##### ROWS

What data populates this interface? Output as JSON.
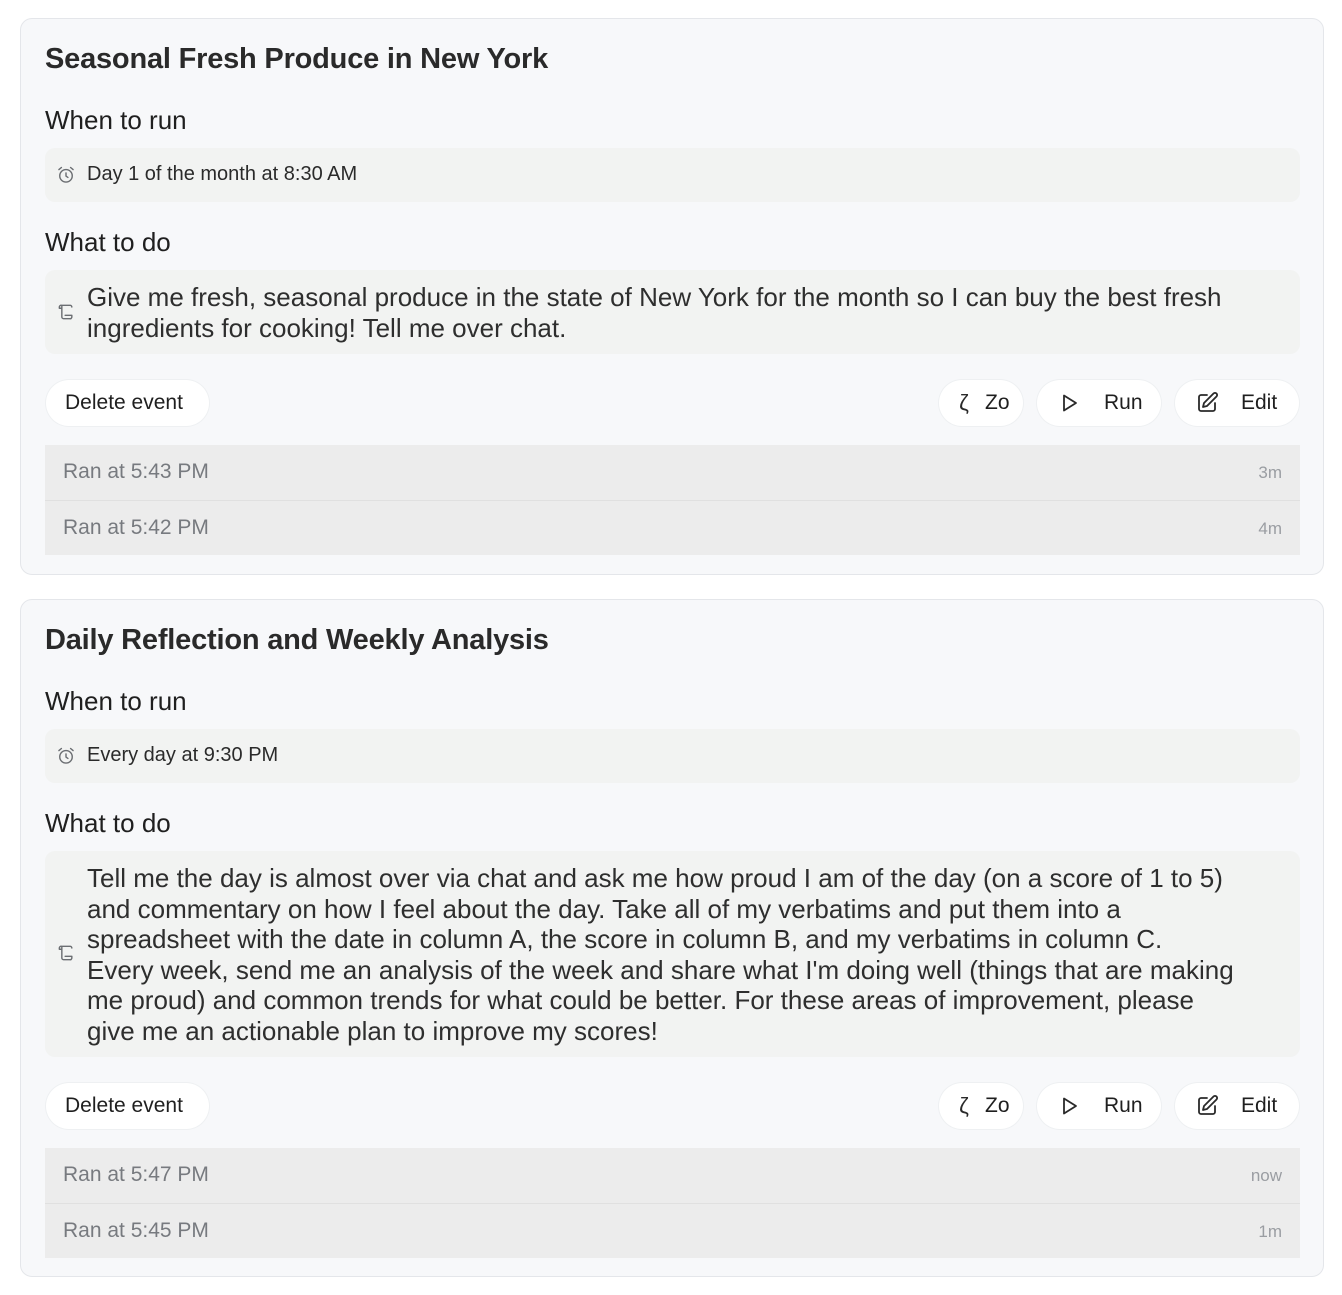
{
  "events": [
    {
      "title": "Seasonal Fresh Produce in New York",
      "when_label": "When to run",
      "schedule": "Day 1 of the month at 8:30 AM",
      "what_label": "What to do",
      "prompt_lines": [
        "Give me fresh, seasonal produce in the state of New York for the month so I can buy the best fresh",
        "ingredients for cooking! Tell me over chat."
      ],
      "buttons": {
        "delete": "Delete event",
        "zo": "Zo",
        "run": "Run",
        "edit": "Edit"
      },
      "runs": [
        {
          "label": "Ran at 5:43 PM",
          "age": "3m"
        },
        {
          "label": "Ran at 5:42 PM",
          "age": "4m"
        }
      ]
    },
    {
      "title": "Daily Reflection and Weekly Analysis",
      "when_label": "When to run",
      "schedule": "Every day at 9:30 PM",
      "what_label": "What to do",
      "prompt_lines": [
        "Tell me the day is almost over via chat and ask me how proud I am of the day (on a score of 1 to 5)",
        "and commentary on how I feel about the day. Take all of my verbatims and put them into a",
        "spreadsheet with the date in column A, the score in column B, and my verbatims in column C.",
        "Every week, send me an analysis of the week and share what I'm doing well (things that are making",
        "me proud) and common trends for what could be better. For these areas of improvement, please",
        "give me an actionable plan to improve my scores!"
      ],
      "buttons": {
        "delete": "Delete event",
        "zo": "Zo",
        "run": "Run",
        "edit": "Edit"
      },
      "runs": [
        {
          "label": "Ran at 5:47 PM",
          "age": "now"
        },
        {
          "label": "Ran at 5:45 PM",
          "age": "1m"
        }
      ]
    }
  ],
  "icons": {
    "schedule": "alarm-clock-icon",
    "prompt": "scroll-icon",
    "zo": "zo-logo-icon",
    "run": "play-icon",
    "edit": "edit-icon"
  }
}
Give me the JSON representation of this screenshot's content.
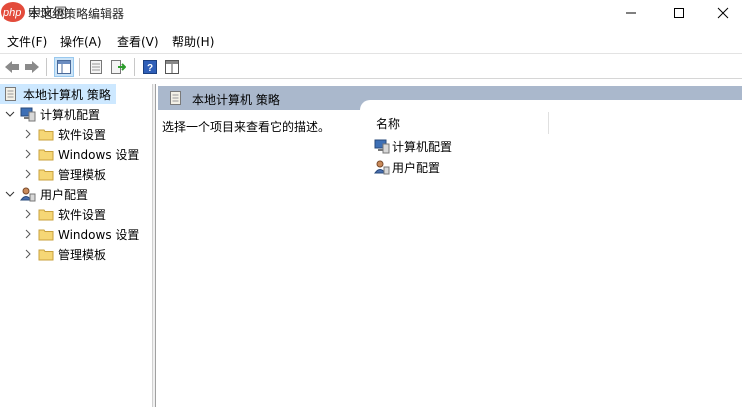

##########

AIM OF THE EXERCISE: Your task is to gather all lines from the entries above that hold the word "Every".

REPLY:
      "schedule": "Every day at 9:30 PM",
        "Every week, send me an analysis of the week and share what I'm doing well (things that are making",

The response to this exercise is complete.